# [Excerto citado]
Depois de várias peripécias, organiza-se um gang de pequenos escroques. Peppe (Vittorio Gassman) é um pugilista manhoso, que aceita o papel de “ovelha” para sacar a Cosimo (Memmo Carotenuto) as informações sobre o golpe que está a preparar. Tiberio (Marcello Mastroianni) é um fotógrafo sem máquina, que empenhou, que tem a mulher presa por contrabando de cigarros (parece a dupla de “Ontem, Hoje e Amanhã”, que surgirá pouco anos depois) e vive com um bebé ao colo. Mario Angeletti (Renato Salvatori) não tem eira nem beira e catrapisca a irmã do siciliano Ferribotte (Tiberio Murgia), que vela pela castidade de Carmelina (Claudia Cardinale) com denodado rigor. Entre outros mais, surge ainda Dante Cruciani (Totò), especialista em arrombar cofres. Um verdadeiro artista de prestígio assegurado que “nunca se encontra no local do crime quando este acontece”.
Para se entrar no andar do banco, é necessário antes uma penosa peregrinação por telhados e terraços e aturados estudos à distância. Depois, urge perfurar uma parede e tudo se julga sob controlo, mas pode sempre surgir o imprevisto. É o caso, que não se revela para não se perder o inesperado.
"Gangsters Falhados" é uma das mais conseguidas obras de Mario Monicelli e uma das mais características comédias italianas dos anos 50. Com uma sólida base de análise social, partindo de um inteligente e hábil argumento, cozinhado a várias mãos (Agenore Incrocci, Furio Scarpelli, Suso Cecchi D'Amico e do próprio Mario Monicelli, ao que consta partindo de um conto de Italo Calvino, "Furto in una pasticceria", o que não aparece creditado no genérico), “I Soliti Ignoti” é um retrato de uma sociedade saída da guerra e de uma traumatizante passagem pelos conturbados tempos do fascismo italiano. A Itália percorria já o que para alguns era o período dourado do “milagre económico” que deixava, todavia, na miséria largas fatias da população que se entregava à prática da pequena delinquência e a uma economia paralela, procurando assim sobreviver à exclusão social. Os ambientes humanos e os cenários urbanos do filme mostram isso mesmo e a tonalidade humorística não exclui a crítica (muito pelo contrário, acentua-a). A estrutura narrativa está solidamente implantada, Monicelli tem o dom de desenvolver sabiamente os apontamentos satíricos e o desenho das personagens, algumas inesquecíveis, representadas por um elenco onde sobressaem os nomes de Vittorio Gassman, Renato Salvatori, Marcello Mastroianni, Claudia Cardinale, Memmo Carotenuto, Carla Gravina, Tiberio Murgia, Carlo Pisacane, além de Totó, um dos maiores e dos mais originais actores de sempre no campo da comédia.

# [Conjunto de dados]
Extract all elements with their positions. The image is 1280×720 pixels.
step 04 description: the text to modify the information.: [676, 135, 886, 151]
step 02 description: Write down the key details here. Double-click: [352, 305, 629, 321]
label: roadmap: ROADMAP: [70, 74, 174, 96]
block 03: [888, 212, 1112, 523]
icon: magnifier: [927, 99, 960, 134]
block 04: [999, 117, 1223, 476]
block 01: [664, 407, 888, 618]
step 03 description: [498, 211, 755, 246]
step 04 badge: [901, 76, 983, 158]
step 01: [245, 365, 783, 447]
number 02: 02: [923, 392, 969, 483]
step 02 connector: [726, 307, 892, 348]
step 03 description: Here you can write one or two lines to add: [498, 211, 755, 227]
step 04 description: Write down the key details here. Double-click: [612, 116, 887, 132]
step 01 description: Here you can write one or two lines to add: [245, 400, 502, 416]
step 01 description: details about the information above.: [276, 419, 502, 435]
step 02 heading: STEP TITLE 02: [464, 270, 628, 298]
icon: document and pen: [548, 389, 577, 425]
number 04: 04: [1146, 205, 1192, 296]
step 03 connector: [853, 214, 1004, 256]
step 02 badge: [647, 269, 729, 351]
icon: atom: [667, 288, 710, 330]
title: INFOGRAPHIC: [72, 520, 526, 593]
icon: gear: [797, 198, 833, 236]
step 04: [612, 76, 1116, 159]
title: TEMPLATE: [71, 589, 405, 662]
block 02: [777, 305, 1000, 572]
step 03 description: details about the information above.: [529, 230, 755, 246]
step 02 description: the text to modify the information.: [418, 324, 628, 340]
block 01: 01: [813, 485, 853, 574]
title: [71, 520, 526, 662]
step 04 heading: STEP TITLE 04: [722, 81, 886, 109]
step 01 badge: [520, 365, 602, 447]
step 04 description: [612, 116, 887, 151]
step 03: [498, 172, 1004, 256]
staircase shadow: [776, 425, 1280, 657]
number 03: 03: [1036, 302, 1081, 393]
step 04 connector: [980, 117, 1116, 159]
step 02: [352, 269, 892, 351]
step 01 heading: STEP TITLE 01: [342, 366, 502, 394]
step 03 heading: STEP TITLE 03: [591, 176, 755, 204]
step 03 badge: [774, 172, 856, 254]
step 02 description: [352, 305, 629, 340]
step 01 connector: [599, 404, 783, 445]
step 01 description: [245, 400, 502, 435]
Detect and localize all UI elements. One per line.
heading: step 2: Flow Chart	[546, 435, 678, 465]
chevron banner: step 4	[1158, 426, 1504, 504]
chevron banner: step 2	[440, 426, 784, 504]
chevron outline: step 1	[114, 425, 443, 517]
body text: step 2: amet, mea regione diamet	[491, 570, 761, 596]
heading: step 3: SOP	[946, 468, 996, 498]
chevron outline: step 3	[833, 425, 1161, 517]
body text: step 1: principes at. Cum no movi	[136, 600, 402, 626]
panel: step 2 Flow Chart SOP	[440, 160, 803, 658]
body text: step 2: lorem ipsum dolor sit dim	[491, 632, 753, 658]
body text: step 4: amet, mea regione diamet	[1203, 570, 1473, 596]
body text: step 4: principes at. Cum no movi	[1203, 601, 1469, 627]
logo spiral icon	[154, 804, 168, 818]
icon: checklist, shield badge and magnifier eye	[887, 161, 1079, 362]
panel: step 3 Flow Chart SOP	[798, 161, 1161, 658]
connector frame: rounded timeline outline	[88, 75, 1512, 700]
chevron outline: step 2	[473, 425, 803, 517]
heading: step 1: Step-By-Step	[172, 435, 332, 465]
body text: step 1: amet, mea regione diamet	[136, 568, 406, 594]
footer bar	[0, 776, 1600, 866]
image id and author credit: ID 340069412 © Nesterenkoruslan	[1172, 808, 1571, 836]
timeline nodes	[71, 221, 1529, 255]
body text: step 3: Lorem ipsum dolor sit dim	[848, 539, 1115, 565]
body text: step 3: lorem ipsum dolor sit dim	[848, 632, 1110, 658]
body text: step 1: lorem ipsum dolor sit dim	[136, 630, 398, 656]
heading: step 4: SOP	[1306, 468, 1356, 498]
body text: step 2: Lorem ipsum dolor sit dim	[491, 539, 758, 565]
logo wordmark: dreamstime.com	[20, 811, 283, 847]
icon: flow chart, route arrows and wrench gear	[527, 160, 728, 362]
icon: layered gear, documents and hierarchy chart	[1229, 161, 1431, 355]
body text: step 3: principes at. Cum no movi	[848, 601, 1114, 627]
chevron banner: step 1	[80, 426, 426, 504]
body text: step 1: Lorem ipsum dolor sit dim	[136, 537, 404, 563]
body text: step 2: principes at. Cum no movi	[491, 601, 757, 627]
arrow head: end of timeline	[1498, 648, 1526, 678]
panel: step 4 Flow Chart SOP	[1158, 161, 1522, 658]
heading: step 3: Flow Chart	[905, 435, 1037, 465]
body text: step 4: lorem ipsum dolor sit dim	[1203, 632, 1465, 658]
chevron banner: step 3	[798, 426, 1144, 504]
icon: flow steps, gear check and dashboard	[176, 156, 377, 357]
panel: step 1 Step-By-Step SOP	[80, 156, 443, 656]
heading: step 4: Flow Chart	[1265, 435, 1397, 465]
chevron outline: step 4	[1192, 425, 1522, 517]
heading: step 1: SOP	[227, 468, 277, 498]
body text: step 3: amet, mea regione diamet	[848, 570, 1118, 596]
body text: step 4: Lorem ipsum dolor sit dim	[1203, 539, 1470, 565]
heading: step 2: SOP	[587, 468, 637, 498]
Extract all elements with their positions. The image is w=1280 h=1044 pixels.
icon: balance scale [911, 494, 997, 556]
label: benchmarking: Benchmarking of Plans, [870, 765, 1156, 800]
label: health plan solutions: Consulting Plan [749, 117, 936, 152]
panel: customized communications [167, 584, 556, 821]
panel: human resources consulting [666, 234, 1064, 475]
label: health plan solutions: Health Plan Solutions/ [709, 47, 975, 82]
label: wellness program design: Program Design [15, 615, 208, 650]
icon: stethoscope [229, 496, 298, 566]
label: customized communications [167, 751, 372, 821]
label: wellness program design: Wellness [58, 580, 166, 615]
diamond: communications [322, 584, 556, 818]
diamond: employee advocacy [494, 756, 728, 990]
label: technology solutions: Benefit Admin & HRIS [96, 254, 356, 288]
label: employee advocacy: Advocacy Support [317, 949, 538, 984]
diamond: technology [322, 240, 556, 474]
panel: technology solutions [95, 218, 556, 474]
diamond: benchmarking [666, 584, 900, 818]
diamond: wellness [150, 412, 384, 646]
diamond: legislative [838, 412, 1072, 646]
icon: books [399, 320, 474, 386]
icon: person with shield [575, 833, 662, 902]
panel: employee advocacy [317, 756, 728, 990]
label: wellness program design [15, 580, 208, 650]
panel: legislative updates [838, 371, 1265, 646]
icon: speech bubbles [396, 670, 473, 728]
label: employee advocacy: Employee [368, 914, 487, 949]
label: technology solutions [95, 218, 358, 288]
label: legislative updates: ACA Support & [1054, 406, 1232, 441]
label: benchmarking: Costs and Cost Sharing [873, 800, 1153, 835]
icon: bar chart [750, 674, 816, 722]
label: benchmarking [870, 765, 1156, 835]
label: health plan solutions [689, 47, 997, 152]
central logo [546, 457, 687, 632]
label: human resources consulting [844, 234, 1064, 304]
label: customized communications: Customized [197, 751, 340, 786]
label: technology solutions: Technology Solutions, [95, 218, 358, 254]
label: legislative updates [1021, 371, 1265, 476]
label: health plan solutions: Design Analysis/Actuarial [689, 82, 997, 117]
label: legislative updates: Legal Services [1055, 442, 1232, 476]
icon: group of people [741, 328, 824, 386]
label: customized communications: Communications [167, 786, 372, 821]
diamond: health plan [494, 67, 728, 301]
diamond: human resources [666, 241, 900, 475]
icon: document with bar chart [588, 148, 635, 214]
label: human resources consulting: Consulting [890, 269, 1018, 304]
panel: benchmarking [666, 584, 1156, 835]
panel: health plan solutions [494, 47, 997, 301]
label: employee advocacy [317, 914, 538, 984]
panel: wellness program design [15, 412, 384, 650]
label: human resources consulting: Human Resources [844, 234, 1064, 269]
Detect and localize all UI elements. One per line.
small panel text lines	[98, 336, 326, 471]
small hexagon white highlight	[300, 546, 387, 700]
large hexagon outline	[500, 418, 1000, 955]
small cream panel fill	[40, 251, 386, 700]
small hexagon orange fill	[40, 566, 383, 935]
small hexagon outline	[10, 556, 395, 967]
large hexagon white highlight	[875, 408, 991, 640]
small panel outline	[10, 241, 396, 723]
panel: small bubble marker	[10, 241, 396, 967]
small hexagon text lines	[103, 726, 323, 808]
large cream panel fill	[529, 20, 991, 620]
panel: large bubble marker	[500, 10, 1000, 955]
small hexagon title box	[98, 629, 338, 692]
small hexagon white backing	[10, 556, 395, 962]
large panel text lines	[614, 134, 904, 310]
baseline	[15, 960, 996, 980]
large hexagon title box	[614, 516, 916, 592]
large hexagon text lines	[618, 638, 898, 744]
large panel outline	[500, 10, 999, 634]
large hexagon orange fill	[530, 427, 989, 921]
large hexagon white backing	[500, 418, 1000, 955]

# [Tarefa 1]
Transcreva da crítica ao filme o trecho que vai de "Para se entrar" a "perder o inesperado.".
# [Tarefa 2]
Segundo a crítica ao filme, que personagem é especialista em arrombar cofres?
# [Tarefa 3]
Prossiga, por favor, a crítica ao filme a partir da última frase apresentada.

# [Resposta final 1]
Para se entrar no andar do banco, é necessário antes uma penosa peregrinação por telhados e terraços e aturados estudos à distância. Depois, urge perfurar uma parede e tudo se julga sob controlo, mas pode sempre surgir o imprevisto. É o caso, que não se revela para não se perder o inesperado.

# [Resposta final 2]
Dante Cruciani, interpretado por Totò.

# [Resposta final 3]
GANGSTERS FALHADOS
Título original: I soliti ignoti
Realização: Mario Monicelli (Itália, 1958); Argumento: Agenore Incrocci, Furio Scarpelli, Suso Cecchi D'Amico, Mario Monicelli, drgundo conto de Italo Calvino ("Furto in una pasticceria"); Produção: Franco Cristaldi; Música: Piero Umiliani; Fotografia (p/b): Gianni Di Venanzo; Montagem: Adriana Novelli; Design de produção: Piero Gherardi; Decoração: Vito Anzalone; Guarda-roupa: Piero Gherardi; Maquilhagem: Romolo de Martino; Direcção de Produção: Gino Millozza, Nicolò Pomilia; Assistente de realização: Mario Maffei; Departamento de arte: Italo Tomassi; Som: Oscar Di Santo, Luigi Puri; Companhias de produção:Cinecittà (Stabilimenti Cinematografici, Lux Film, Vides Cinematografica; Intérpretes: Vittorio Gassman (Peppe il pantera), Renato Salvatori (Mario Angeletti), Memmo Carotenuto (Cosimo), Rossana Rory (Norma), Carla Gravina (Nicoletta), Marcello Mastroianni (Tiberio), Totò (Dante Cruciani), Tiberio Murgia (Michele, dito o Ferribotte), Claudia Cardinale (Carmelina), Gina Rovere (Teresa), Gina Amendola (Mario), Elvira Tonelli (Assunta), Elena Fabrizi (Signora Ada), Pasquale Misiano (Massimo), Renato Terra (Eladio), Aldo Trifiletti (Fernando), Nino Marchetti (Luigi), Mario De Simon, Edith Bruck, Franco Carli, Mario Feliciani, Ida Masetti, Mimmo Poli, Lisa Romey, Amerigo Santarelli, Gustavo Serena, Roberto Spiombi, etc. Duração: 106 minutos; Distribuição em Portugal: Cristald Filmes; Classificação etária: M/ 12 anos; Data de estreia em Portugal: 13 de Novembro de 1959.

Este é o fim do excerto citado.